▼

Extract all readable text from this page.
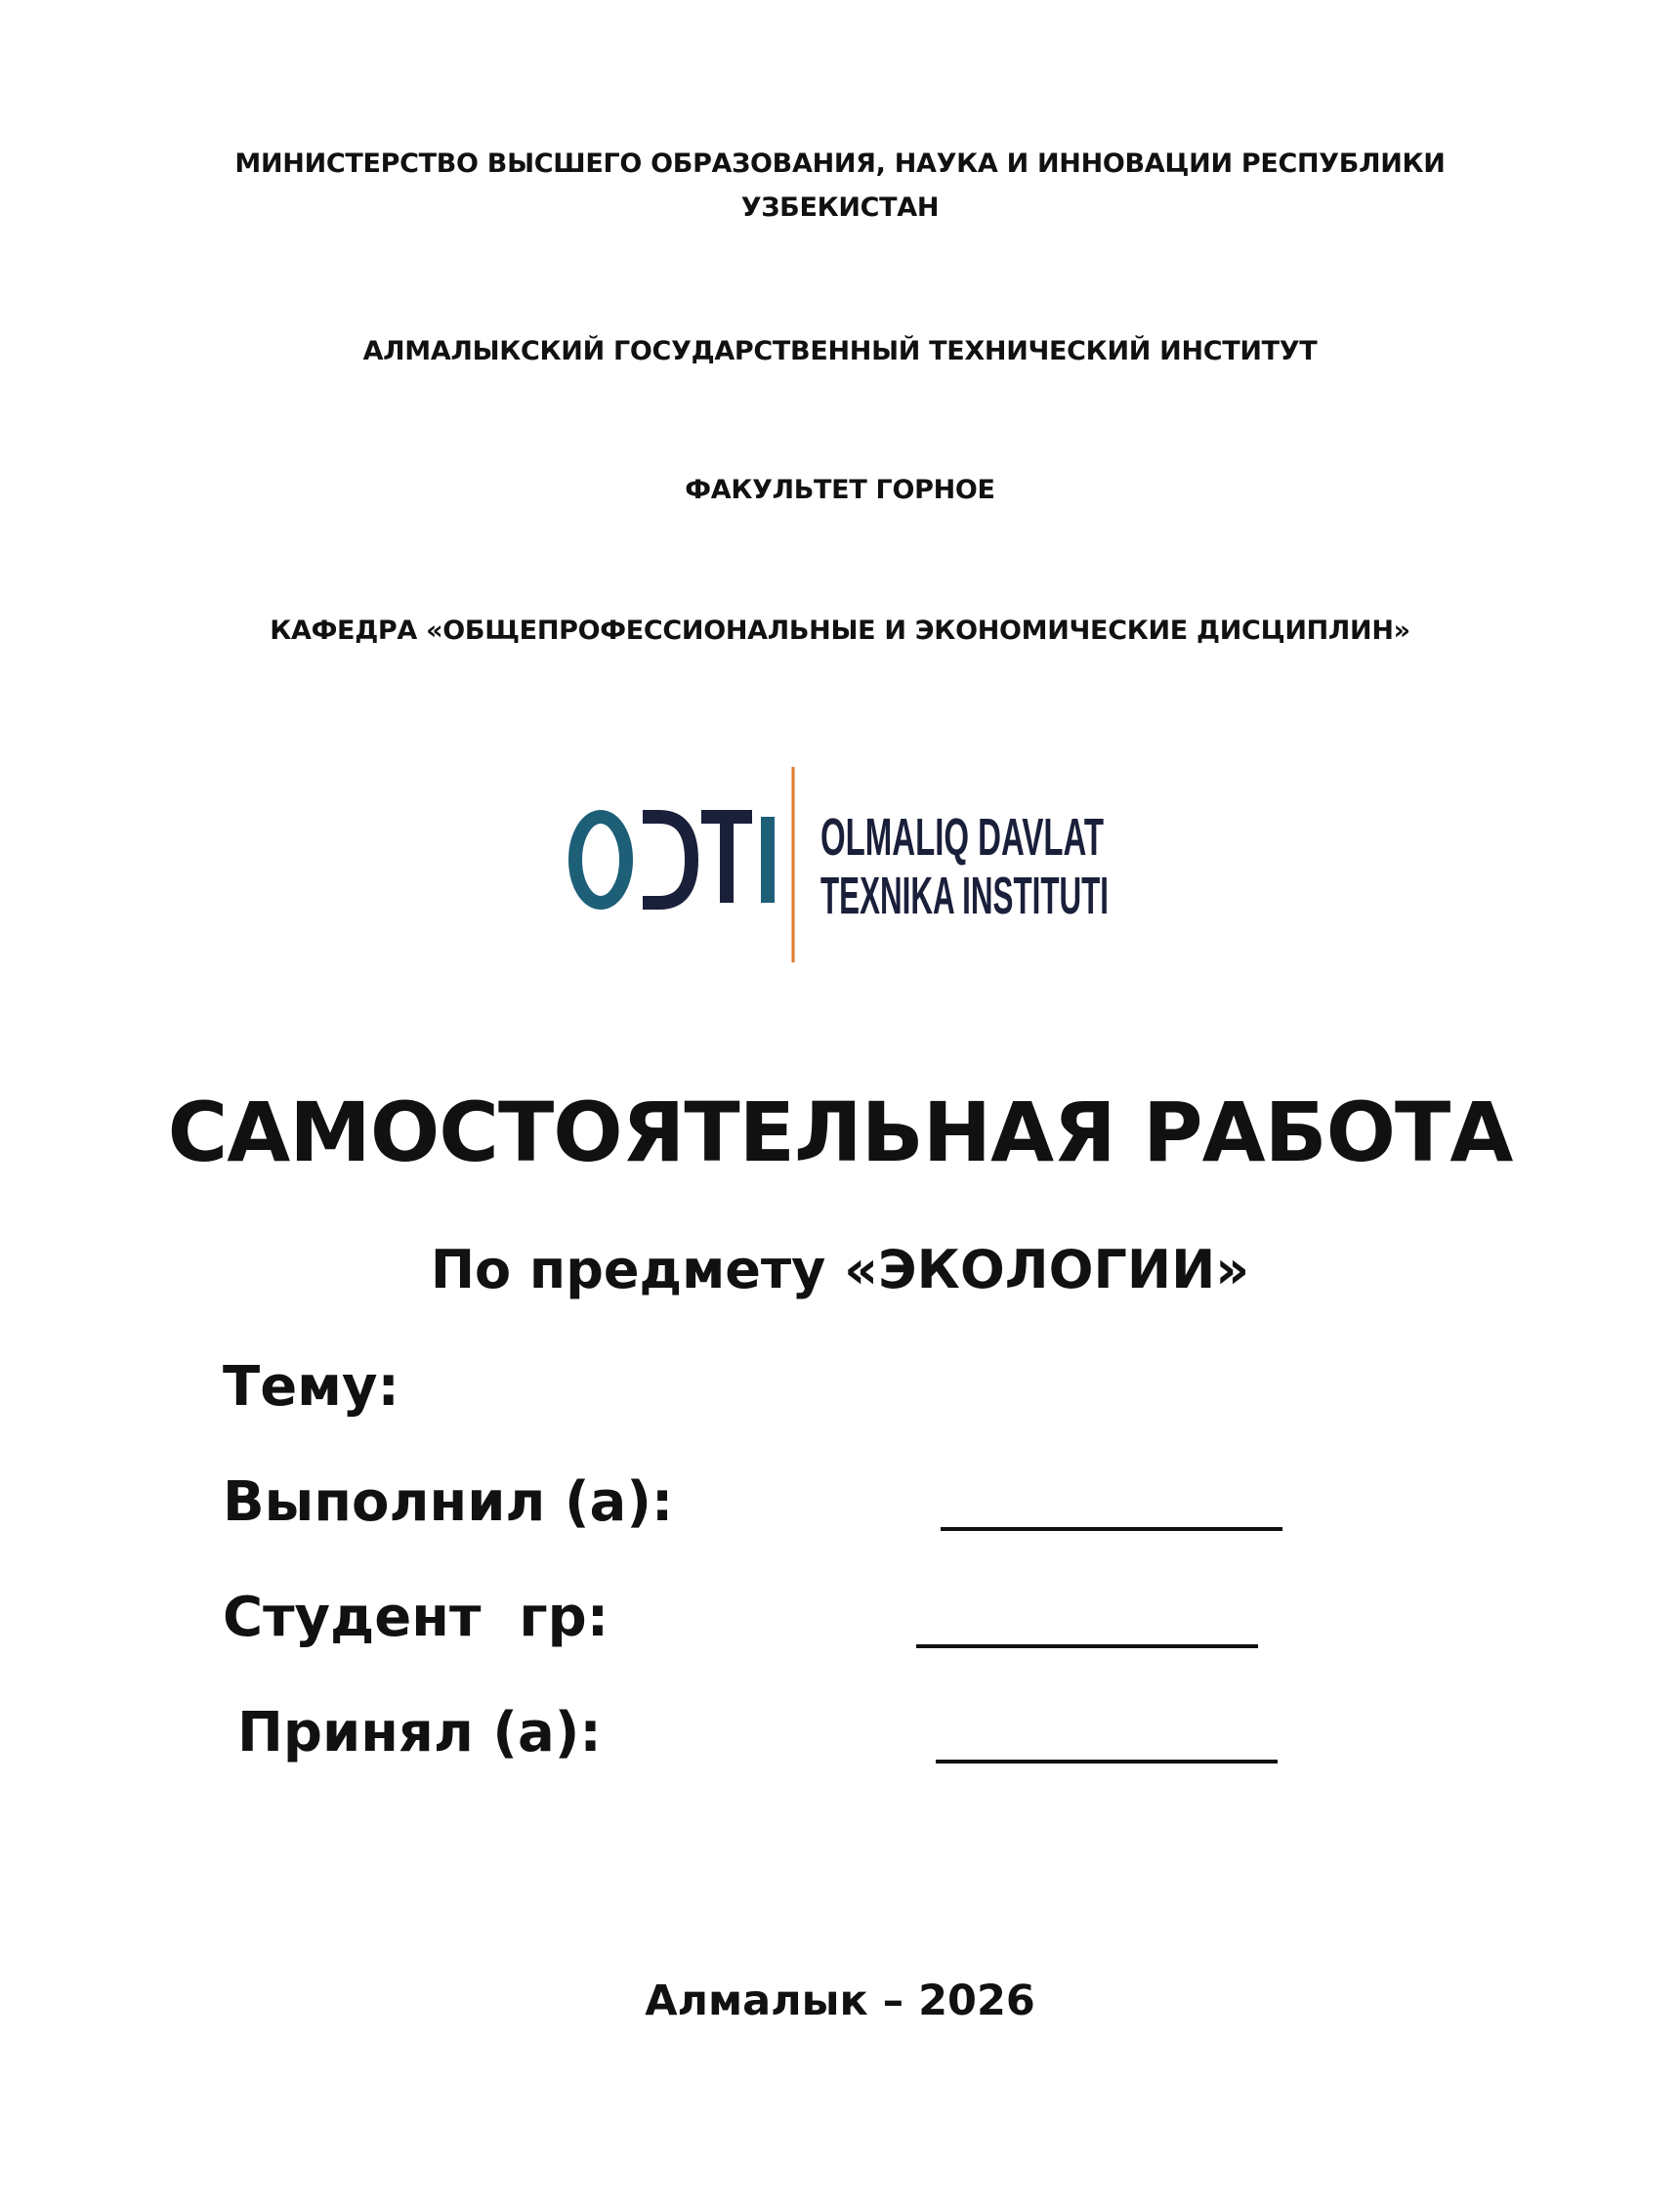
МИНИСТЕРСТВО ВЫСШЕГО ОБРАЗОВАНИЯ, НАУКА И ИННОВАЦИИ РЕСПУБЛИКИ
УЗБЕКИСТАН
АЛМАЛЫКСКИЙ ГОСУДАРСТВЕННЫЙ ТЕХНИЧЕСКИЙ ИНСТИТУТ
ФАКУЛЬТЕТ ГОРНОЕ
КАФЕДРА «ОБЩЕПРОФЕССИОНАЛЬНЫЕ И ЭКОНОМИЧЕСКИЕ ДИСЦИПЛИН»
OLMALIQ DAVLAT
TEXNIKA INSTITUTI
САМОСТОЯТЕЛЬНАЯ РАБОТА
По предмету «ЭКОЛОГИИ»
Тему:
Выполнил (а):
Студент  гр:
Принял (а):
Алмалык – 2026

▲

**Instructions to follow:** Output the records above exactly; leave out the pictures.

**Answer below:**
Extract all readable text from this page.
МИНИСТЕРСТВО ВЫСШЕГО ОБРАЗОВАНИЯ, НАУКА И ИННОВАЦИИ РЕСПУБЛИКИ
УЗБЕКИСТАН
АЛМАЛЫКСКИЙ ГОСУДАРСТВЕННЫЙ ТЕХНИЧЕСКИЙ ИНСТИТУТ
ФАКУЛЬТЕТ ГОРНОЕ
КАФЕДРА «ОБЩЕПРОФЕССИОНАЛЬНЫЕ И ЭКОНОМИЧЕСКИЕ ДИСЦИПЛИН»
OLMALIQ DAVLAT
TEXNIKA INSTITUTI
САМОСТОЯТЕЛЬНАЯ РАБОТА
По предмету «ЭКОЛОГИИ»
Тему:
Выполнил (а):
Студент  гр:
Принял (а):
Алмалык – 2026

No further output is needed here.